_Requirements_
Your task is to print the material below exactly as presented.
********************
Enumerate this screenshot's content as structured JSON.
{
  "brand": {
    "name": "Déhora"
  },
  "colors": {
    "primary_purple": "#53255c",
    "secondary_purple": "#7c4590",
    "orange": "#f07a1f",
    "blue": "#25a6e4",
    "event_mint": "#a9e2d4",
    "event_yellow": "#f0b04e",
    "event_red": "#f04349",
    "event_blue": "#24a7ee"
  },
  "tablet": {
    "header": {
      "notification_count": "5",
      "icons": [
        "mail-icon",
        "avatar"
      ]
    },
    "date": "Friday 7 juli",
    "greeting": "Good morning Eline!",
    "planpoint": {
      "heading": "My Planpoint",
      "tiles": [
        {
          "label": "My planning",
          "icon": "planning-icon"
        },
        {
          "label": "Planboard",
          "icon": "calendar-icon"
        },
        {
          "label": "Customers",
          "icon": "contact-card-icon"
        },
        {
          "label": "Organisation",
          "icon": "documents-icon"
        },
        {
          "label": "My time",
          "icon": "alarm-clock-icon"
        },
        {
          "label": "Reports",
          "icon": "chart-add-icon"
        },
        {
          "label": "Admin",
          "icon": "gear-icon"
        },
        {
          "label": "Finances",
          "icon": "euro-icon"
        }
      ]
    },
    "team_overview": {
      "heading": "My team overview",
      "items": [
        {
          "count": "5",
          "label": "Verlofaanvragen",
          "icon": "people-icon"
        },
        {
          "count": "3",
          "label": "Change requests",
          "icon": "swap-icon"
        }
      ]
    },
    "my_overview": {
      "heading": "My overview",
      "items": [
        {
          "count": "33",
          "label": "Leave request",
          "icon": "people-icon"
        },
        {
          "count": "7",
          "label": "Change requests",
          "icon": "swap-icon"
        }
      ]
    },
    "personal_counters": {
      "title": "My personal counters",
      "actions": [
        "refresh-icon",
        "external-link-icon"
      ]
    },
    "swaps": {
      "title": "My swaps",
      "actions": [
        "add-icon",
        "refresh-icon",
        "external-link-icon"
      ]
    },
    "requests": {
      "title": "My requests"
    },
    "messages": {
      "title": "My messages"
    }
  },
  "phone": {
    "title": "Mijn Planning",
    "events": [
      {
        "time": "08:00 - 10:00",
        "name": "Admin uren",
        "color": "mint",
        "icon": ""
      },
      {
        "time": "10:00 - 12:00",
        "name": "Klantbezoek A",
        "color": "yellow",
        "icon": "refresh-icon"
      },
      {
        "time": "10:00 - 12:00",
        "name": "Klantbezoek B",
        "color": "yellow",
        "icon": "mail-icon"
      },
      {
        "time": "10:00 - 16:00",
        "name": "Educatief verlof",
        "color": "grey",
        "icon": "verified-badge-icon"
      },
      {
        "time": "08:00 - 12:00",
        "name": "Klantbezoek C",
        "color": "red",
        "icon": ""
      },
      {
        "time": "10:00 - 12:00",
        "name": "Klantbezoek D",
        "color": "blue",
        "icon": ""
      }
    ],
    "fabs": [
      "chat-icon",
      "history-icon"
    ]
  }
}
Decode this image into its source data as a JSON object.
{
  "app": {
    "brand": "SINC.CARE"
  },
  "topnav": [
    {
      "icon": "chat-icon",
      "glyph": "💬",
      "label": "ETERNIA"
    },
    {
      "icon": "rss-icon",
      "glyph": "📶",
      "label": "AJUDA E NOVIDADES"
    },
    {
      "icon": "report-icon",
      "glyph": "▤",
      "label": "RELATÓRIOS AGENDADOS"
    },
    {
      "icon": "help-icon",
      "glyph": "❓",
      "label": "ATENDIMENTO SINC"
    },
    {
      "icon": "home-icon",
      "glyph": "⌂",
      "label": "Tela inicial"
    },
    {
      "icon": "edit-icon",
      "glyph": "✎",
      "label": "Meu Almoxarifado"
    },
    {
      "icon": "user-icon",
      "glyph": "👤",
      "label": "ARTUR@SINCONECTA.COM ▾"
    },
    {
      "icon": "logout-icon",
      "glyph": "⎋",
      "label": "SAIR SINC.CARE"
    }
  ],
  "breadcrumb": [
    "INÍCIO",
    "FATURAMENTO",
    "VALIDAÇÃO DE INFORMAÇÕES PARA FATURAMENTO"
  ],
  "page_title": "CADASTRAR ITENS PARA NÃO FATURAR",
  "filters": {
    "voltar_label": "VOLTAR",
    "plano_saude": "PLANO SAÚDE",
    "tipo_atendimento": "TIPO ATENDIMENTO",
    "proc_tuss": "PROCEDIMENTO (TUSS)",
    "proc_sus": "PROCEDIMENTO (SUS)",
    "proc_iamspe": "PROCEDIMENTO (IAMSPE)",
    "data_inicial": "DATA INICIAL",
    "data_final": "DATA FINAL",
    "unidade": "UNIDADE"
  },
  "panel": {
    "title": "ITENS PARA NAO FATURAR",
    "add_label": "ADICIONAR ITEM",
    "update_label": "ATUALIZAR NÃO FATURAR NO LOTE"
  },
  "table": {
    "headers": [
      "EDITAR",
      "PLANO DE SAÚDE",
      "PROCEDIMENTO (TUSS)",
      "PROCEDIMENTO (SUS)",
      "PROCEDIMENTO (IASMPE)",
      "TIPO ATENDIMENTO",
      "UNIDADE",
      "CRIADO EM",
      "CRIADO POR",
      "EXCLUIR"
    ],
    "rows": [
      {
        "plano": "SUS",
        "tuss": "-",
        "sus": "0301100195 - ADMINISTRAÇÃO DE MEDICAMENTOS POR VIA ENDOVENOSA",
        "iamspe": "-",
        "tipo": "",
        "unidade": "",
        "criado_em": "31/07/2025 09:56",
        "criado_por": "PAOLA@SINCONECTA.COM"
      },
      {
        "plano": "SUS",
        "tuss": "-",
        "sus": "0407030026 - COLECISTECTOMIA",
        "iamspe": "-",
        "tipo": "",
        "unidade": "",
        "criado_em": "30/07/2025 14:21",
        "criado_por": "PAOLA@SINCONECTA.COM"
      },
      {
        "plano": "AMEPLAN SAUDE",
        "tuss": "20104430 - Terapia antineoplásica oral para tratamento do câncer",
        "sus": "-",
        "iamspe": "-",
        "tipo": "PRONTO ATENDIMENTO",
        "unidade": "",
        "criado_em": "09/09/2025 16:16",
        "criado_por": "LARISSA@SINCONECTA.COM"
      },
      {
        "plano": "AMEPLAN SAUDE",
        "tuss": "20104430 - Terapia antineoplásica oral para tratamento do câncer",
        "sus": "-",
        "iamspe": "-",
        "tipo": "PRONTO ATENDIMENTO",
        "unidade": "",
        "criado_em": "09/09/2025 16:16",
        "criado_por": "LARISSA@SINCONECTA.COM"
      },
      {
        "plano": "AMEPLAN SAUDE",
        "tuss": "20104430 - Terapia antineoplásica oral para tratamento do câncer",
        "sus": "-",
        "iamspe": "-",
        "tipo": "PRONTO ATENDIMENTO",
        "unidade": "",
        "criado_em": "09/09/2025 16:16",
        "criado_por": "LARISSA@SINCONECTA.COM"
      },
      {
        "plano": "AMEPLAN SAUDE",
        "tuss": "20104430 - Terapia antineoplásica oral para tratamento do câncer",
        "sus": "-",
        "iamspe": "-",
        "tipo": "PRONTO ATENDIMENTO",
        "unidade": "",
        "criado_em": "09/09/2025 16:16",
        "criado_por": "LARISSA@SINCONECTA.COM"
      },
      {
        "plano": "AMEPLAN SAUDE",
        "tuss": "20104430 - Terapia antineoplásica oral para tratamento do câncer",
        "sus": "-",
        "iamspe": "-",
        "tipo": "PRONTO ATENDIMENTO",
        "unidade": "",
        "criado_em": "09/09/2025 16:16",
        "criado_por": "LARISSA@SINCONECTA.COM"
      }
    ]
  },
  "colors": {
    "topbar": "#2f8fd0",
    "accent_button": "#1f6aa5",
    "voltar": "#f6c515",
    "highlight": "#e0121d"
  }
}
********************
_Reply to the exercise_
Enumerate this screenshot's content as structured JSON.
{
  "brand": {
    "name": "Déhora"
  },
  "colors": {
    "primary_purple": "#53255c",
    "secondary_purple": "#7c4590",
    "orange": "#f07a1f",
    "blue": "#25a6e4",
    "event_mint": "#a9e2d4",
    "event_yellow": "#f0b04e",
    "event_red": "#f04349",
    "event_blue": "#24a7ee"
  },
  "tablet": {
    "header": {
      "notification_count": "5",
      "icons": [
        "mail-icon",
        "avatar"
      ]
    },
    "date": "Friday 7 juli",
    "greeting": "Good morning Eline!",
    "planpoint": {
      "heading": "My Planpoint",
      "tiles": [
        {
          "label": "My planning",
          "icon": "planning-icon"
        },
        {
          "label": "Planboard",
          "icon": "calendar-icon"
        },
        {
          "label": "Customers",
          "icon": "contact-card-icon"
        },
        {
          "label": "Organisation",
          "icon": "documents-icon"
        },
        {
          "label": "My time",
          "icon": "alarm-clock-icon"
        },
        {
          "label": "Reports",
          "icon": "chart-add-icon"
        },
        {
          "label": "Admin",
          "icon": "gear-icon"
        },
        {
          "label": "Finances",
          "icon": "euro-icon"
        }
      ]
    },
    "team_overview": {
      "heading": "My team overview",
      "items": [
        {
          "count": "5",
          "label": "Verlofaanvragen",
          "icon": "people-icon"
        },
        {
          "count": "3",
          "label": "Change requests",
          "icon": "swap-icon"
        }
      ]
    },
    "my_overview": {
      "heading": "My overview",
      "items": [
        {
          "count": "33",
          "label": "Leave request",
          "icon": "people-icon"
        },
        {
          "count": "7",
          "label": "Change requests",
          "icon": "swap-icon"
        }
      ]
    },
    "personal_counters": {
      "title": "My personal counters",
      "actions": [
        "refresh-icon",
        "external-link-icon"
      ]
    },
    "swaps": {
      "title": "My swaps",
      "actions": [
        "add-icon",
        "refresh-icon",
        "external-link-icon"
      ]
    },
    "requests": {
      "title": "My requests"
    },
    "messages": {
      "title": "My messages"
    }
  },
  "phone": {
    "title": "Mijn Planning",
    "events": [
      {
        "time": "08:00 - 10:00",
        "name": "Admin uren",
        "color": "mint",
        "icon": ""
      },
      {
        "time": "10:00 - 12:00",
        "name": "Klantbezoek A",
        "color": "yellow",
        "icon": "refresh-icon"
      },
      {
        "time": "10:00 - 12:00",
        "name": "Klantbezoek B",
        "color": "yellow",
        "icon": "mail-icon"
      },
      {
        "time": "10:00 - 16:00",
        "name": "Educatief verlof",
        "color": "grey",
        "icon": "verified-badge-icon"
      },
      {
        "time": "08:00 - 12:00",
        "name": "Klantbezoek C",
        "color": "red",
        "icon": ""
      },
      {
        "time": "10:00 - 12:00",
        "name": "Klantbezoek D",
        "color": "blue",
        "icon": ""
      }
    ],
    "fabs": [
      "chat-icon",
      "history-icon"
    ]
  }
}
Decode this image into its source data as a JSON object.
{
  "app": {
    "brand": "SINC.CARE"
  },
  "topnav": [
    {
      "icon": "chat-icon",
      "glyph": "💬",
      "label": "ETERNIA"
    },
    {
      "icon": "rss-icon",
      "glyph": "📶",
      "label": "AJUDA E NOVIDADES"
    },
    {
      "icon": "report-icon",
      "glyph": "▤",
      "label": "RELATÓRIOS AGENDADOS"
    },
    {
      "icon": "help-icon",
      "glyph": "❓",
      "label": "ATENDIMENTO SINC"
    },
    {
      "icon": "home-icon",
      "glyph": "⌂",
      "label": "Tela inicial"
    },
    {
      "icon": "edit-icon",
      "glyph": "✎",
      "label": "Meu Almoxarifado"
    },
    {
      "icon": "user-icon",
      "glyph": "👤",
      "label": "ARTUR@SINCONECTA.COM ▾"
    },
    {
      "icon": "logout-icon",
      "glyph": "⎋",
      "label": "SAIR SINC.CARE"
    }
  ],
  "breadcrumb": [
    "INÍCIO",
    "FATURAMENTO",
    "VALIDAÇÃO DE INFORMAÇÕES PARA FATURAMENTO"
  ],
  "page_title": "CADASTRAR ITENS PARA NÃO FATURAR",
  "filters": {
    "voltar_label": "VOLTAR",
    "plano_saude": "PLANO SAÚDE",
    "tipo_atendimento": "TIPO ATENDIMENTO",
    "proc_tuss": "PROCEDIMENTO (TUSS)",
    "proc_sus": "PROCEDIMENTO (SUS)",
    "proc_iamspe": "PROCEDIMENTO (IAMSPE)",
    "data_inicial": "DATA INICIAL",
    "data_final": "DATA FINAL",
    "unidade": "UNIDADE"
  },
  "panel": {
    "title": "ITENS PARA NAO FATURAR",
    "add_label": "ADICIONAR ITEM",
    "update_label": "ATUALIZAR NÃO FATURAR NO LOTE"
  },
  "table": {
    "headers": [
      "EDITAR",
      "PLANO DE SAÚDE",
      "PROCEDIMENTO (TUSS)",
      "PROCEDIMENTO (SUS)",
      "PROCEDIMENTO (IASMPE)",
      "TIPO ATENDIMENTO",
      "UNIDADE",
      "CRIADO EM",
      "CRIADO POR",
      "EXCLUIR"
    ],
    "rows": [
      {
        "plano": "SUS",
        "tuss": "-",
        "sus": "0301100195 - ADMINISTRAÇÃO DE MEDICAMENTOS POR VIA ENDOVENOSA",
        "iamspe": "-",
        "tipo": "",
        "unidade": "",
        "criado_em": "31/07/2025 09:56",
        "criado_por": "PAOLA@SINCONECTA.COM"
      },
      {
        "plano": "SUS",
        "tuss": "-",
        "sus": "0407030026 - COLECISTECTOMIA",
        "iamspe": "-",
        "tipo": "",
        "unidade": "",
        "criado_em": "30/07/2025 14:21",
        "criado_por": "PAOLA@SINCONECTA.COM"
      },
      {
        "plano": "AMEPLAN SAUDE",
        "tuss": "20104430 - Terapia antineoplásica oral para tratamento do câncer",
        "sus": "-",
        "iamspe": "-",
        "tipo": "PRONTO ATENDIMENTO",
        "unidade": "",
        "criado_em": "09/09/2025 16:16",
        "criado_por": "LARISSA@SINCONECTA.COM"
      },
      {
        "plano": "AMEPLAN SAUDE",
        "tuss": "20104430 - Terapia antineoplásica oral para tratamento do câncer",
        "sus": "-",
        "iamspe": "-",
        "tipo": "PRONTO ATENDIMENTO",
        "unidade": "",
        "criado_em": "09/09/2025 16:16",
        "criado_por": "LARISSA@SINCONECTA.COM"
      },
      {
        "plano": "AMEPLAN SAUDE",
        "tuss": "20104430 - Terapia antineoplásica oral para tratamento do câncer",
        "sus": "-",
        "iamspe": "-",
        "tipo": "PRONTO ATENDIMENTO",
        "unidade": "",
        "criado_em": "09/09/2025 16:16",
        "criado_por": "LARISSA@SINCONECTA.COM"
      },
      {
        "plano": "AMEPLAN SAUDE",
        "tuss": "20104430 - Terapia antineoplásica oral para tratamento do câncer",
        "sus": "-",
        "iamspe": "-",
        "tipo": "PRONTO ATENDIMENTO",
        "unidade": "",
        "criado_em": "09/09/2025 16:16",
        "criado_por": "LARISSA@SINCONECTA.COM"
      },
      {
        "plano": "AMEPLAN SAUDE",
        "tuss": "20104430 - Terapia antineoplásica oral para tratamento do câncer",
        "sus": "-",
        "iamspe": "-",
        "tipo": "PRONTO ATENDIMENTO",
        "unidade": "",
        "criado_em": "09/09/2025 16:16",
        "criado_por": "LARISSA@SINCONECTA.COM"
      }
    ]
  },
  "colors": {
    "topbar": "#2f8fd0",
    "accent_button": "#1f6aa5",
    "voltar": "#f6c515",
    "highlight": "#e0121d"
  }
}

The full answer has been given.